**Do this**
Count the lines in the records below that contain the string "明白明白", treating case as significant, and reply with only the number.

**Data supplied**
★ ★ ★ ★ ★ ★ ★
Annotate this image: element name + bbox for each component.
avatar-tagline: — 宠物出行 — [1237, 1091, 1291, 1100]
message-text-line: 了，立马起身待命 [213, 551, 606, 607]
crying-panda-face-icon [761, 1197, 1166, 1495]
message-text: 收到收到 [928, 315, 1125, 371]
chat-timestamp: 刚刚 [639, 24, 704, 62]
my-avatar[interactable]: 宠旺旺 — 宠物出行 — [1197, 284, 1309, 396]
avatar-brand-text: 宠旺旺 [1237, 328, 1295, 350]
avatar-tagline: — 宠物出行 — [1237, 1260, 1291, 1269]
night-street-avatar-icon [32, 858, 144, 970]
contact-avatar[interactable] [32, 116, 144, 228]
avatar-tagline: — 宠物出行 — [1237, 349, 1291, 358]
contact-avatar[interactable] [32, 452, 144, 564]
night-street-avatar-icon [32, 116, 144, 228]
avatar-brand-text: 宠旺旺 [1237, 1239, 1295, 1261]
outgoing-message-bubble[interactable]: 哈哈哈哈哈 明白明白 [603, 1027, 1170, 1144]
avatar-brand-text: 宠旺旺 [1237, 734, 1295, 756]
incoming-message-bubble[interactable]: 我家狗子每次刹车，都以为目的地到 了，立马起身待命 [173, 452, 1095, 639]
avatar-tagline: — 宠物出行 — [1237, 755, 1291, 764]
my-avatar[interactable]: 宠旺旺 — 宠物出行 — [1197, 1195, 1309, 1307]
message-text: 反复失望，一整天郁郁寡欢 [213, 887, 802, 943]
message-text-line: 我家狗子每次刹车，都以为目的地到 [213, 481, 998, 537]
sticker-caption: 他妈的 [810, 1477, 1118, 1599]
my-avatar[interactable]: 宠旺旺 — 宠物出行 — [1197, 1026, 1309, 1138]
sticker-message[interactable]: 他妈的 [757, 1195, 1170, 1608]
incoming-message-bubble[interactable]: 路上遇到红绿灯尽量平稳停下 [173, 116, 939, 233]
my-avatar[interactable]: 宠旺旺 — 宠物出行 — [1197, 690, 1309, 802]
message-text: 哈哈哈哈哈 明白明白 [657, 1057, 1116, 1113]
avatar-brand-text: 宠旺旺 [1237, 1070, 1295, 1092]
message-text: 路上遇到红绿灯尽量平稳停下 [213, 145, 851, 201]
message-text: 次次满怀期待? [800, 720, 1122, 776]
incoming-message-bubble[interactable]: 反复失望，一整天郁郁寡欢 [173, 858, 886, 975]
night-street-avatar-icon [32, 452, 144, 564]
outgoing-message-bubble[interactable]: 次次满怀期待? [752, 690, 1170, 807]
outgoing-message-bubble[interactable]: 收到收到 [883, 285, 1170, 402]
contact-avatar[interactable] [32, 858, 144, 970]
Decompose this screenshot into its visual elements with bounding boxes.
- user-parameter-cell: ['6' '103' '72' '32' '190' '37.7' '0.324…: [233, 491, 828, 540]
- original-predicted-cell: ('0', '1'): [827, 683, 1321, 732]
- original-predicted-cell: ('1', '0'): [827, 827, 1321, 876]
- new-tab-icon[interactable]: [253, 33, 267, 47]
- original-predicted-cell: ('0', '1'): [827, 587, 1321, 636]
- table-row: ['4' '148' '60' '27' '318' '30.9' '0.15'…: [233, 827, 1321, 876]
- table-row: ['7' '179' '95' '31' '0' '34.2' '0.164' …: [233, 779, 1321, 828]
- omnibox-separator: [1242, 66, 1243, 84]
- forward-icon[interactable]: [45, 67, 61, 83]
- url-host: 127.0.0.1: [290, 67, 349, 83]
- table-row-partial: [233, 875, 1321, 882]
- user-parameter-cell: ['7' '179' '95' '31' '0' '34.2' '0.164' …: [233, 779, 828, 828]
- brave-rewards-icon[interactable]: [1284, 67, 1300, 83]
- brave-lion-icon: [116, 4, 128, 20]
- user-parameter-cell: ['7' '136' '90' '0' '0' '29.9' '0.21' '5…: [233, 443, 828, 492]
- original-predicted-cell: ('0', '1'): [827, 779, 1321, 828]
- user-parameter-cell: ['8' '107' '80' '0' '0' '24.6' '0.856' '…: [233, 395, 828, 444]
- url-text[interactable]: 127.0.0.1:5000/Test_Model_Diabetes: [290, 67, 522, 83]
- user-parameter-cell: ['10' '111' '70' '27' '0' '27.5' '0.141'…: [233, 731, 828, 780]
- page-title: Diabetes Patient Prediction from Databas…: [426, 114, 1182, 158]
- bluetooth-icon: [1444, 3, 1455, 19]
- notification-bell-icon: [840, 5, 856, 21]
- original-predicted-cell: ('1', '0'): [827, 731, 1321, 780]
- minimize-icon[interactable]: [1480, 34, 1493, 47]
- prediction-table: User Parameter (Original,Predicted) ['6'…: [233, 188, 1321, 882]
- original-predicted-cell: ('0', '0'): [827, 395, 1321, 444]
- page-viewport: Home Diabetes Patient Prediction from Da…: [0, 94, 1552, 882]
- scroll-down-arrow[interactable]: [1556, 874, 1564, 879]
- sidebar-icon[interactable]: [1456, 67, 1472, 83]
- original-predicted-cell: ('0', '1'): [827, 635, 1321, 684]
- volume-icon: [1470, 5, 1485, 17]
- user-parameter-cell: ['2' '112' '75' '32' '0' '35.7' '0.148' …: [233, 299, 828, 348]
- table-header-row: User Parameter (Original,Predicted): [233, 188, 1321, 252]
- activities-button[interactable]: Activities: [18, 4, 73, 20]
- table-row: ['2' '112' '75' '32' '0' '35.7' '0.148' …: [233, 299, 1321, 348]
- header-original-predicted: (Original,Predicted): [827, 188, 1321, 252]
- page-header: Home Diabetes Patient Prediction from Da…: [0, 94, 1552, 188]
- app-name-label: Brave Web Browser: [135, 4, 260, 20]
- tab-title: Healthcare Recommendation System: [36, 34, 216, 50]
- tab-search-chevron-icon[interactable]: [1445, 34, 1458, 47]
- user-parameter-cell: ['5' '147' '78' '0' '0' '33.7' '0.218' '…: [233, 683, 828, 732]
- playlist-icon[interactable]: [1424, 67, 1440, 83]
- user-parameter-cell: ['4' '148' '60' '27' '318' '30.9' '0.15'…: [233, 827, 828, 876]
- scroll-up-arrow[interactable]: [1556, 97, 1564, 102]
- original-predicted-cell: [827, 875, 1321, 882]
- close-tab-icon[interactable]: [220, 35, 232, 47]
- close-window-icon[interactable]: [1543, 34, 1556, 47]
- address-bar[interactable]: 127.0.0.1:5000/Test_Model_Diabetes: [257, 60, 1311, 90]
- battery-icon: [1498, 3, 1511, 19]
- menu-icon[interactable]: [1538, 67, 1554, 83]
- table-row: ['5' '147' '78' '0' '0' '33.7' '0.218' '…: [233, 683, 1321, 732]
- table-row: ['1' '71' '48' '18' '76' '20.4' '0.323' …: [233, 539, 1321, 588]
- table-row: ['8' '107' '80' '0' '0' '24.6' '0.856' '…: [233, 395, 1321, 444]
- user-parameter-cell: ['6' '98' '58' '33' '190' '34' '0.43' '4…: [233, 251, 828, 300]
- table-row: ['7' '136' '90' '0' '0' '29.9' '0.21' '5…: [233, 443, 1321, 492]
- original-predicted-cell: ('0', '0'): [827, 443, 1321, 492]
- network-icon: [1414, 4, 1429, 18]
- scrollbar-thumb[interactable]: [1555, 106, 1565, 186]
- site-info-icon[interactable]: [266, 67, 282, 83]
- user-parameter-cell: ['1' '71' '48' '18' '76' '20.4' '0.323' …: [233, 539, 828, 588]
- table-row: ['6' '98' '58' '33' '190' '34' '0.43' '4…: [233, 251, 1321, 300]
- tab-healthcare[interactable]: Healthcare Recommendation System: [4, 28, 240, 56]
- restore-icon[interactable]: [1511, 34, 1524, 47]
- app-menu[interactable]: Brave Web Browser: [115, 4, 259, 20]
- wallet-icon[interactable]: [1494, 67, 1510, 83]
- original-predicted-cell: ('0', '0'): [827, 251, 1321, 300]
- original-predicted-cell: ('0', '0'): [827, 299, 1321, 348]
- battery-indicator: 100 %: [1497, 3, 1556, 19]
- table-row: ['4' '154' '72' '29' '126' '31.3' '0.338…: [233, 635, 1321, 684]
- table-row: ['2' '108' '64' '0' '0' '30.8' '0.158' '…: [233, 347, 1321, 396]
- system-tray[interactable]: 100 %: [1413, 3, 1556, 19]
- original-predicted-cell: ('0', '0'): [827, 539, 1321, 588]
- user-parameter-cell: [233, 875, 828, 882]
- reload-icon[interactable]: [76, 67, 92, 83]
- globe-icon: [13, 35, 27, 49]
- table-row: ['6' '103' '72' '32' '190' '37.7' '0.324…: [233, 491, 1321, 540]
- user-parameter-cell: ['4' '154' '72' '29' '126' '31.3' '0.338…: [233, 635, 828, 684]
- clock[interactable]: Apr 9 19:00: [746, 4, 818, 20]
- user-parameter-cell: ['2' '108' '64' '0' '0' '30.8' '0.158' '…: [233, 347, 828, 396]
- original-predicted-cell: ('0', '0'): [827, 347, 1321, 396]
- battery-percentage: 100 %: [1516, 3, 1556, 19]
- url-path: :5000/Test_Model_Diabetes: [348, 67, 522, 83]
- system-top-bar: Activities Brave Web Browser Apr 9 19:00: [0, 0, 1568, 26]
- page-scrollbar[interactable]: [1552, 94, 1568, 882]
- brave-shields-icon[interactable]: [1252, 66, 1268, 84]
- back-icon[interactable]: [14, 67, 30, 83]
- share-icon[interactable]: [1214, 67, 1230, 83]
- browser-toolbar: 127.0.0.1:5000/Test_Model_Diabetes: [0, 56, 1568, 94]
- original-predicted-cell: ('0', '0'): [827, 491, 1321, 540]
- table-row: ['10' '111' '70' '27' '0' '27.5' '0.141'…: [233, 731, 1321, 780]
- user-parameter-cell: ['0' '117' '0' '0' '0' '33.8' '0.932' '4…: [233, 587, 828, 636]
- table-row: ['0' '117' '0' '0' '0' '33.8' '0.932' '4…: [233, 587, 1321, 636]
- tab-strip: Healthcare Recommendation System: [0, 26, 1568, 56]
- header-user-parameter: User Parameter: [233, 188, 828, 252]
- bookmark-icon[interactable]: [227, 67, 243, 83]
★ ★ ★ ★ ★ ★ ★
**Output below**
2